** DIRECTIONS FOR THIS TASK **
Scan the lines below for "icon"; report the number of lines that contain it, and only that.

** DATA IN THIS EXERCISE **
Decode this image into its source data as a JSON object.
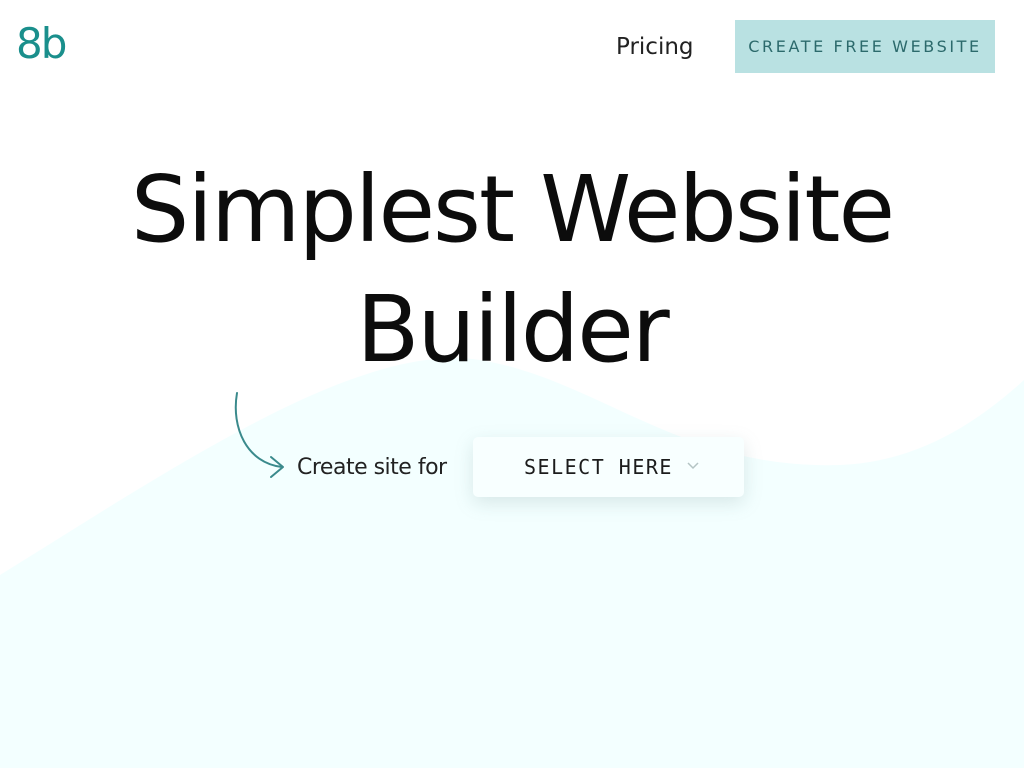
{
  "header": {
    "logo_text": "8b",
    "nav_pricing_label": "Pricing",
    "cta_label": "CREATE FREE WEBSITE"
  },
  "hero": {
    "title_line1": "Simplest Website",
    "title_line2": "Builder",
    "create_label": "Create site for",
    "select": {
      "label": "SELECT HERE",
      "icon": "chevron-down-icon"
    }
  },
  "decor": {
    "arrow_icon": "curved-arrow-icon"
  },
  "colors": {
    "brand": "#1a8f8c",
    "cta_background": "#b9e1e2",
    "cta_text": "#2c6a6c",
    "wave": "#f3ffff",
    "arrow": "#3a8a8c"
  }
}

** RESPONSE BELOW **
2